-- start of Recorded data --
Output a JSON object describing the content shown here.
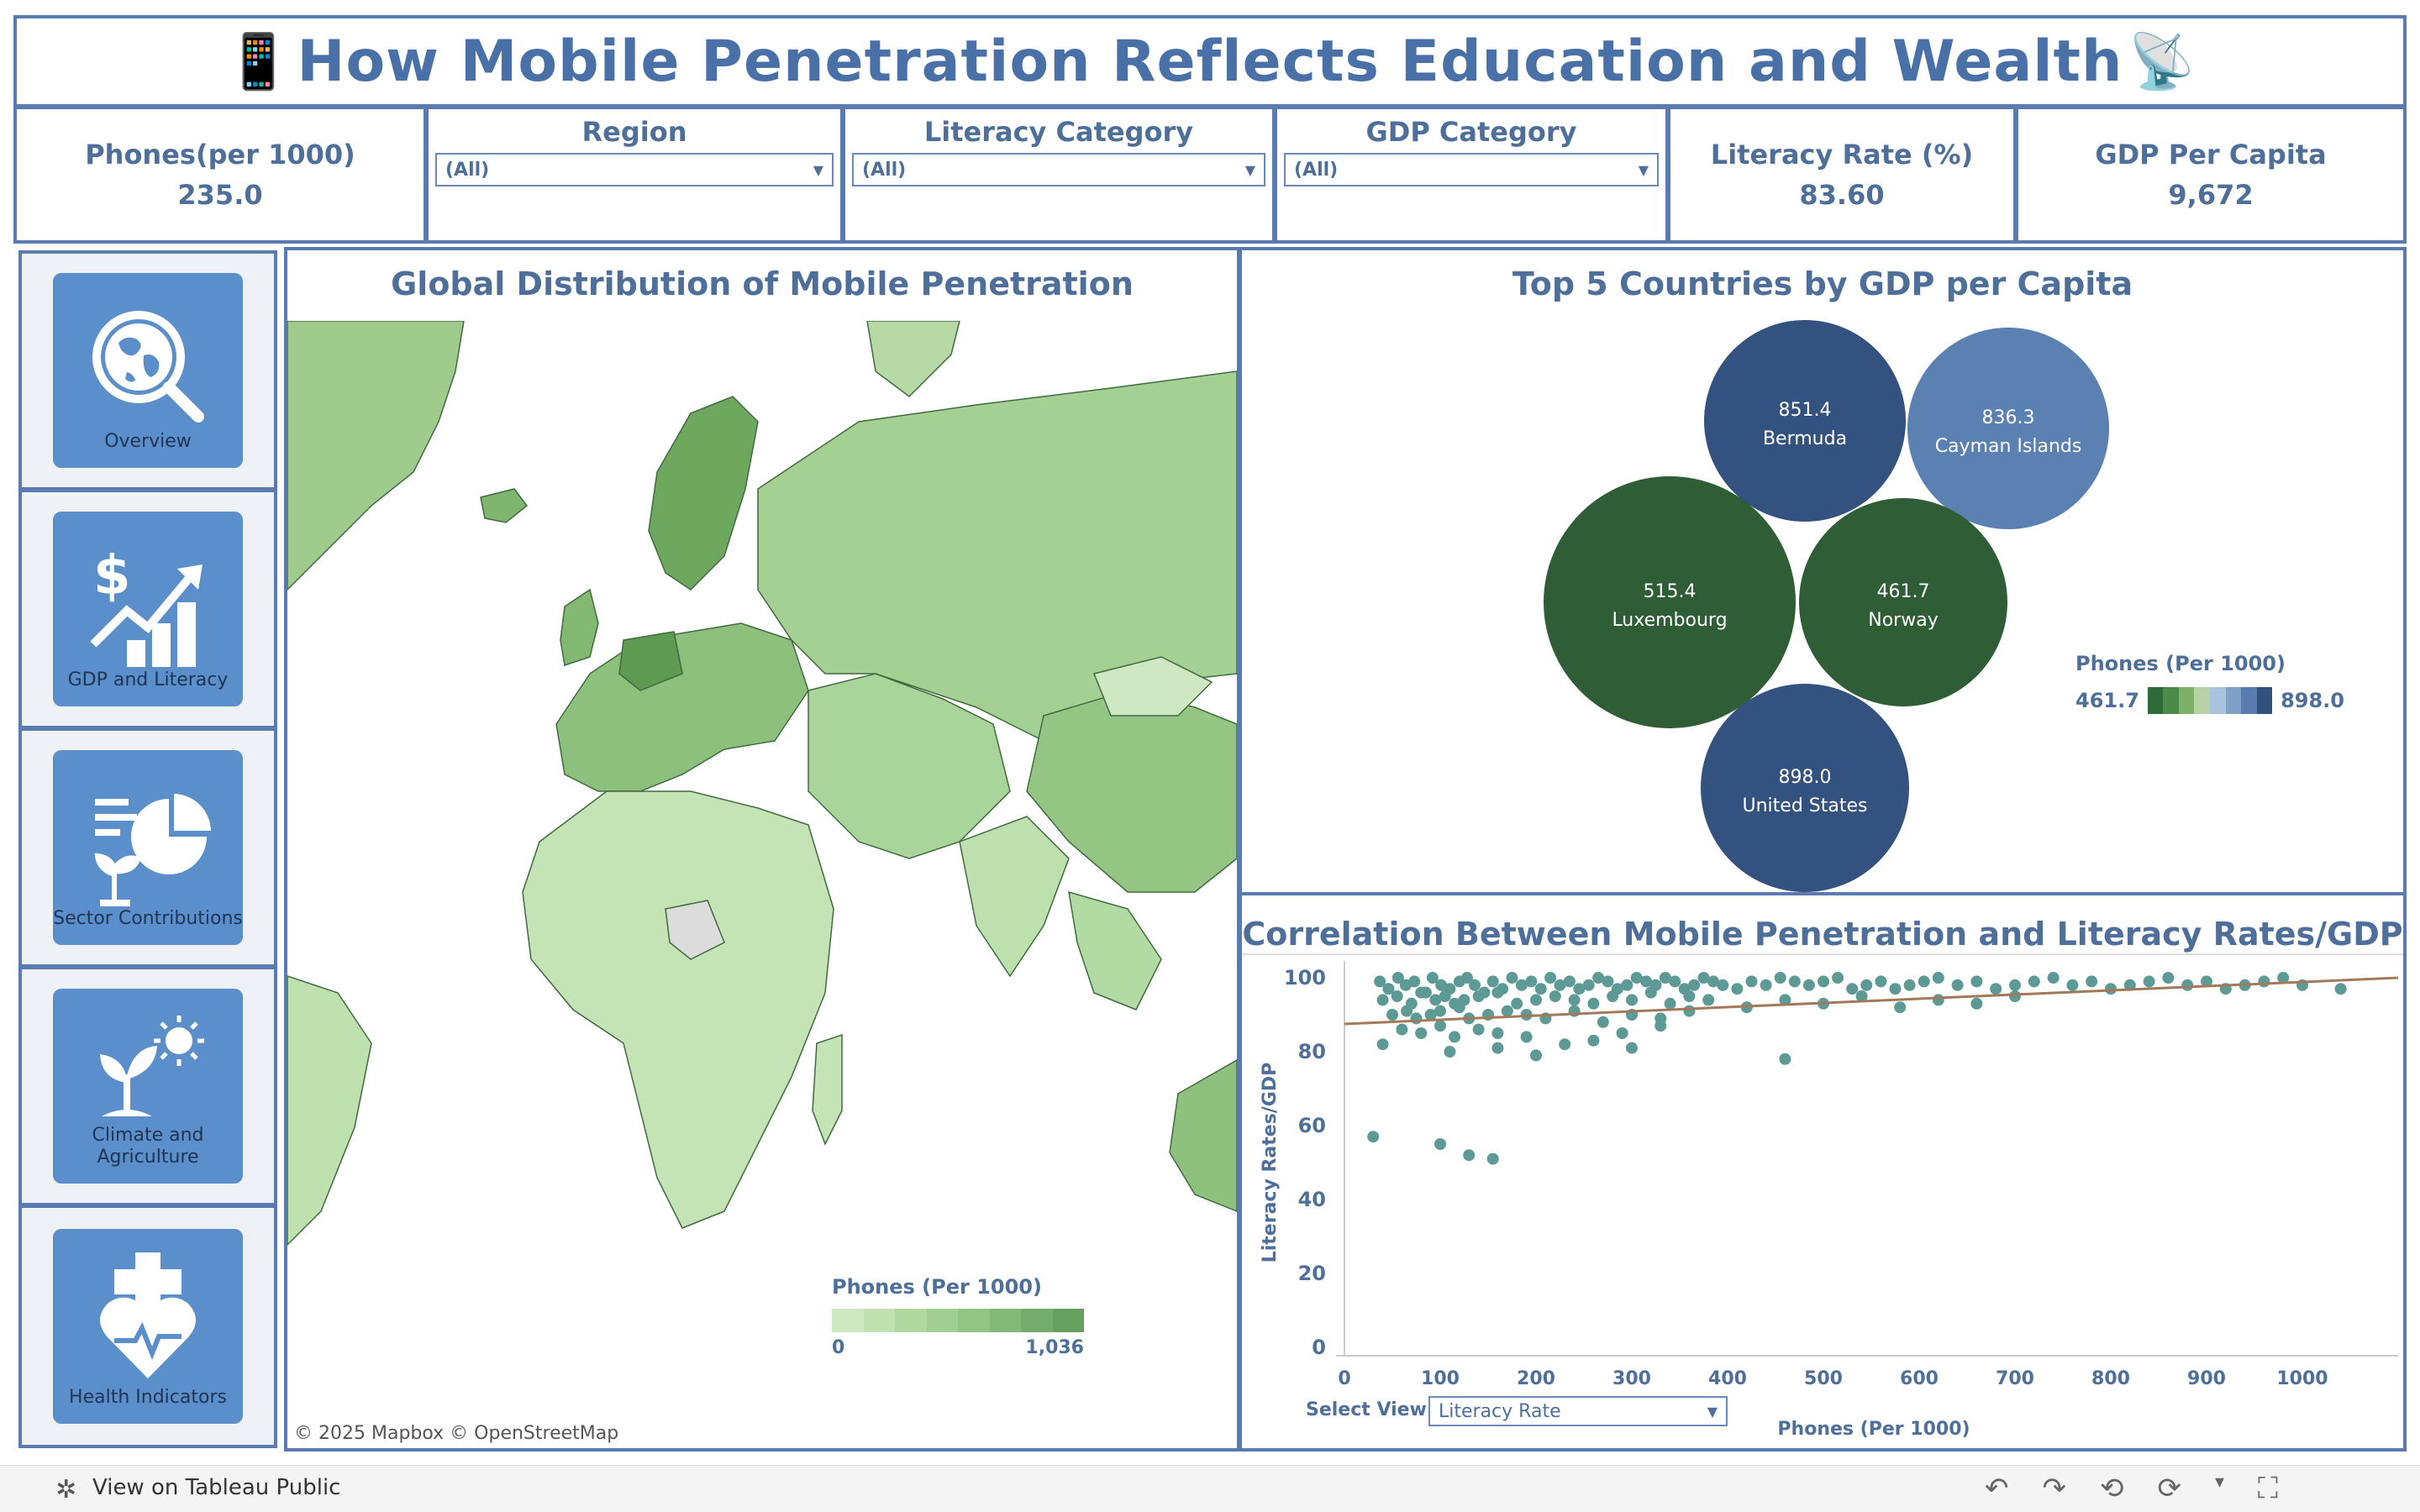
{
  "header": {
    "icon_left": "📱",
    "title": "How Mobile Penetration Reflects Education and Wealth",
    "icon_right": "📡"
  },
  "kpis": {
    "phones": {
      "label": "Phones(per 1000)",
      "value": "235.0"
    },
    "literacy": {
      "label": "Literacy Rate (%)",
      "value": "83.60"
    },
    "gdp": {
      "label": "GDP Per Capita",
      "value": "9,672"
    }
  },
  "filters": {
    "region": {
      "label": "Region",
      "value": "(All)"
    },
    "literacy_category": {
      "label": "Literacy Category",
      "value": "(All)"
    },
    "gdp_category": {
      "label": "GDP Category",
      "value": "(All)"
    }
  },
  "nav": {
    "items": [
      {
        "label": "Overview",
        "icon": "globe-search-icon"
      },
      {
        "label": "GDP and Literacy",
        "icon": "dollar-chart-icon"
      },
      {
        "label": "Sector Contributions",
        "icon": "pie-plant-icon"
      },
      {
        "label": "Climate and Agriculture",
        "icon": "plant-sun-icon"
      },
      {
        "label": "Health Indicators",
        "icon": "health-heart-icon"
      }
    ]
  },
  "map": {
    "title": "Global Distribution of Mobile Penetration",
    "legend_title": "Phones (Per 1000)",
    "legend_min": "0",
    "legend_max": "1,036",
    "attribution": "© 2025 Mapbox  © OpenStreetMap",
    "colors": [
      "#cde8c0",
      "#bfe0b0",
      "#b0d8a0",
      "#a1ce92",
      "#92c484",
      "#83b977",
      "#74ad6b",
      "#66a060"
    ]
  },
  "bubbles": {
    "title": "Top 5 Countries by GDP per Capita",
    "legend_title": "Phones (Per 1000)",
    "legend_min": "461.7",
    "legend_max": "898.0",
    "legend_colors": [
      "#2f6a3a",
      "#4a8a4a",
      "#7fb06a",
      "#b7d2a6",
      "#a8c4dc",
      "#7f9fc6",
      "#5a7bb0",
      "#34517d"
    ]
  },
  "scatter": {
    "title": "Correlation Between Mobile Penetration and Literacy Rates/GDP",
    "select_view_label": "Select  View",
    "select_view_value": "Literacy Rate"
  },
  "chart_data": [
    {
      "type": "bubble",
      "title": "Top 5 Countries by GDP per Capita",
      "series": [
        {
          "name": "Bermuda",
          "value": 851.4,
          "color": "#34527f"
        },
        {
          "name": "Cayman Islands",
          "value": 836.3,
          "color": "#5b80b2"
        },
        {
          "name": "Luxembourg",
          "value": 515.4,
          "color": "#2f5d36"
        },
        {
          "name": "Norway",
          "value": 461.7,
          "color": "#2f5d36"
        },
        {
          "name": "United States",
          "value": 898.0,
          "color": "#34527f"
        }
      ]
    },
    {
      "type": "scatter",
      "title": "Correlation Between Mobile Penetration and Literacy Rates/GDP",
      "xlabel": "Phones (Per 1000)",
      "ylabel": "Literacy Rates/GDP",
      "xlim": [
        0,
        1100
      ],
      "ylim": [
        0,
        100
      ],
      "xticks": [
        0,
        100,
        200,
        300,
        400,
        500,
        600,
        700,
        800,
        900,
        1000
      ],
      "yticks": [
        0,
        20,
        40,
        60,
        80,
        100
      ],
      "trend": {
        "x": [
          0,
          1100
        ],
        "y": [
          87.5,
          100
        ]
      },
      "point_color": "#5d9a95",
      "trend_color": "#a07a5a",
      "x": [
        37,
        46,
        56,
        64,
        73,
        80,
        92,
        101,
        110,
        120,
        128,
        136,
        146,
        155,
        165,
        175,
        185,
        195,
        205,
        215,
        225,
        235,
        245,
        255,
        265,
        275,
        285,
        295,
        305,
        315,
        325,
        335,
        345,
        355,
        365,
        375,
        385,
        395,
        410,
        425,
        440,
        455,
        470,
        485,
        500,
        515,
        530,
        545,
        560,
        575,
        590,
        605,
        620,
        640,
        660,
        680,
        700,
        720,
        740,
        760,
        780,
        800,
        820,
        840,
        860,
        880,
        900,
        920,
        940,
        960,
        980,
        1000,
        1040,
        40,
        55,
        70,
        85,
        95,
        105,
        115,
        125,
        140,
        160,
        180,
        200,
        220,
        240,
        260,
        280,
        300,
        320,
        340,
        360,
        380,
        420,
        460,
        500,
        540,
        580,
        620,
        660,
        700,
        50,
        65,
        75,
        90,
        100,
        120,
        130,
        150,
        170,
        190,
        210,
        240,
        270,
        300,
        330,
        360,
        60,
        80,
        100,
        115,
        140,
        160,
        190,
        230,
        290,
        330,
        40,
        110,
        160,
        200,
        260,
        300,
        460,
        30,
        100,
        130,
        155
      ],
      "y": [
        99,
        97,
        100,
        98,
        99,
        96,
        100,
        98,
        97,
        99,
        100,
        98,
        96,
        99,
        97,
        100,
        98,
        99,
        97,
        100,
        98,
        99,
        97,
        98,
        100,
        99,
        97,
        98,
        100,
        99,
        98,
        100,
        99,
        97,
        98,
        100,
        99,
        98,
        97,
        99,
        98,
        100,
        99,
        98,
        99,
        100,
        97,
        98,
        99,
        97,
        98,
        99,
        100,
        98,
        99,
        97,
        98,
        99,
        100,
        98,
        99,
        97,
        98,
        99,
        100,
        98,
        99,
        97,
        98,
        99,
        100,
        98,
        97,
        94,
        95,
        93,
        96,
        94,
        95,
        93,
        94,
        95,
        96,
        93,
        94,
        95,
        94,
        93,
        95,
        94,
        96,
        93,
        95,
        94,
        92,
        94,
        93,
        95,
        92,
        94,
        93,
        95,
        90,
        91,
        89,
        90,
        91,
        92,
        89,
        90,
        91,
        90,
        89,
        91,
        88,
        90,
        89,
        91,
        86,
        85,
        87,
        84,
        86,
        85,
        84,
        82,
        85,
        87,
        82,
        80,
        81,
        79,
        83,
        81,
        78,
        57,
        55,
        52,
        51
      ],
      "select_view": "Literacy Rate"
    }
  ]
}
-- end of Recorded data --
- Task description: Restate the data above word for word. Do not include the images.

- Written answer:
Output a JSON object describing the content shown here.
{
  "header": {
    "icon_left": "📱",
    "title": "How Mobile Penetration Reflects Education and Wealth",
    "icon_right": "📡"
  },
  "kpis": {
    "phones": {
      "label": "Phones(per 1000)",
      "value": "235.0"
    },
    "literacy": {
      "label": "Literacy Rate (%)",
      "value": "83.60"
    },
    "gdp": {
      "label": "GDP Per Capita",
      "value": "9,672"
    }
  },
  "filters": {
    "region": {
      "label": "Region",
      "value": "(All)"
    },
    "literacy_category": {
      "label": "Literacy Category",
      "value": "(All)"
    },
    "gdp_category": {
      "label": "GDP Category",
      "value": "(All)"
    }
  },
  "nav": {
    "items": [
      {
        "label": "Overview",
        "icon": "globe-search-icon"
      },
      {
        "label": "GDP and Literacy",
        "icon": "dollar-chart-icon"
      },
      {
        "label": "Sector Contributions",
        "icon": "pie-plant-icon"
      },
      {
        "label": "Climate and Agriculture",
        "icon": "plant-sun-icon"
      },
      {
        "label": "Health Indicators",
        "icon": "health-heart-icon"
      }
    ]
  },
  "map": {
    "title": "Global Distribution of Mobile Penetration",
    "legend_title": "Phones (Per 1000)",
    "legend_min": "0",
    "legend_max": "1,036",
    "attribution": "© 2025 Mapbox  © OpenStreetMap",
    "colors": [
      "#cde8c0",
      "#bfe0b0",
      "#b0d8a0",
      "#a1ce92",
      "#92c484",
      "#83b977",
      "#74ad6b",
      "#66a060"
    ]
  },
  "bubbles": {
    "title": "Top 5 Countries by GDP per Capita",
    "legend_title": "Phones (Per 1000)",
    "legend_min": "461.7",
    "legend_max": "898.0",
    "legend_colors": [
      "#2f6a3a",
      "#4a8a4a",
      "#7fb06a",
      "#b7d2a6",
      "#a8c4dc",
      "#7f9fc6",
      "#5a7bb0",
      "#34517d"
    ]
  },
  "scatter": {
    "title": "Correlation Between Mobile Penetration and Literacy Rates/GDP",
    "select_view_label": "Select  View",
    "select_view_value": "Literacy Rate"
  },
  "chart_data": [
    {
      "type": "bubble",
      "title": "Top 5 Countries by GDP per Capita",
      "series": [
        {
          "name": "Bermuda",
          "value": 851.4,
          "color": "#34527f"
        },
        {
          "name": "Cayman Islands",
          "value": 836.3,
          "color": "#5b80b2"
        },
        {
          "name": "Luxembourg",
          "value": 515.4,
          "color": "#2f5d36"
        },
        {
          "name": "Norway",
          "value": 461.7,
          "color": "#2f5d36"
        },
        {
          "name": "United States",
          "value": 898.0,
          "color": "#34527f"
        }
      ]
    },
    {
      "type": "scatter",
      "title": "Correlation Between Mobile Penetration and Literacy Rates/GDP",
      "xlabel": "Phones (Per 1000)",
      "ylabel": "Literacy Rates/GDP",
      "xlim": [
        0,
        1100
      ],
      "ylim": [
        0,
        100
      ],
      "xticks": [
        0,
        100,
        200,
        300,
        400,
        500,
        600,
        700,
        800,
        900,
        1000
      ],
      "yticks": [
        0,
        20,
        40,
        60,
        80,
        100
      ],
      "trend": {
        "x": [
          0,
          1100
        ],
        "y": [
          87.5,
          100
        ]
      },
      "point_color": "#5d9a95",
      "trend_color": "#a07a5a",
      "x": [
        37,
        46,
        56,
        64,
        73,
        80,
        92,
        101,
        110,
        120,
        128,
        136,
        146,
        155,
        165,
        175,
        185,
        195,
        205,
        215,
        225,
        235,
        245,
        255,
        265,
        275,
        285,
        295,
        305,
        315,
        325,
        335,
        345,
        355,
        365,
        375,
        385,
        395,
        410,
        425,
        440,
        455,
        470,
        485,
        500,
        515,
        530,
        545,
        560,
        575,
        590,
        605,
        620,
        640,
        660,
        680,
        700,
        720,
        740,
        760,
        780,
        800,
        820,
        840,
        860,
        880,
        900,
        920,
        940,
        960,
        980,
        1000,
        1040,
        40,
        55,
        70,
        85,
        95,
        105,
        115,
        125,
        140,
        160,
        180,
        200,
        220,
        240,
        260,
        280,
        300,
        320,
        340,
        360,
        380,
        420,
        460,
        500,
        540,
        580,
        620,
        660,
        700,
        50,
        65,
        75,
        90,
        100,
        120,
        130,
        150,
        170,
        190,
        210,
        240,
        270,
        300,
        330,
        360,
        60,
        80,
        100,
        115,
        140,
        160,
        190,
        230,
        290,
        330,
        40,
        110,
        160,
        200,
        260,
        300,
        460,
        30,
        100,
        130,
        155
      ],
      "y": [
        99,
        97,
        100,
        98,
        99,
        96,
        100,
        98,
        97,
        99,
        100,
        98,
        96,
        99,
        97,
        100,
        98,
        99,
        97,
        100,
        98,
        99,
        97,
        98,
        100,
        99,
        97,
        98,
        100,
        99,
        98,
        100,
        99,
        97,
        98,
        100,
        99,
        98,
        97,
        99,
        98,
        100,
        99,
        98,
        99,
        100,
        97,
        98,
        99,
        97,
        98,
        99,
        100,
        98,
        99,
        97,
        98,
        99,
        100,
        98,
        99,
        97,
        98,
        99,
        100,
        98,
        99,
        97,
        98,
        99,
        100,
        98,
        97,
        94,
        95,
        93,
        96,
        94,
        95,
        93,
        94,
        95,
        96,
        93,
        94,
        95,
        94,
        93,
        95,
        94,
        96,
        93,
        95,
        94,
        92,
        94,
        93,
        95,
        92,
        94,
        93,
        95,
        90,
        91,
        89,
        90,
        91,
        92,
        89,
        90,
        91,
        90,
        89,
        91,
        88,
        90,
        89,
        91,
        86,
        85,
        87,
        84,
        86,
        85,
        84,
        82,
        85,
        87,
        82,
        80,
        81,
        79,
        83,
        81,
        78,
        57,
        55,
        52,
        51
      ],
      "select_view": "Literacy Rate"
    }
  ]
}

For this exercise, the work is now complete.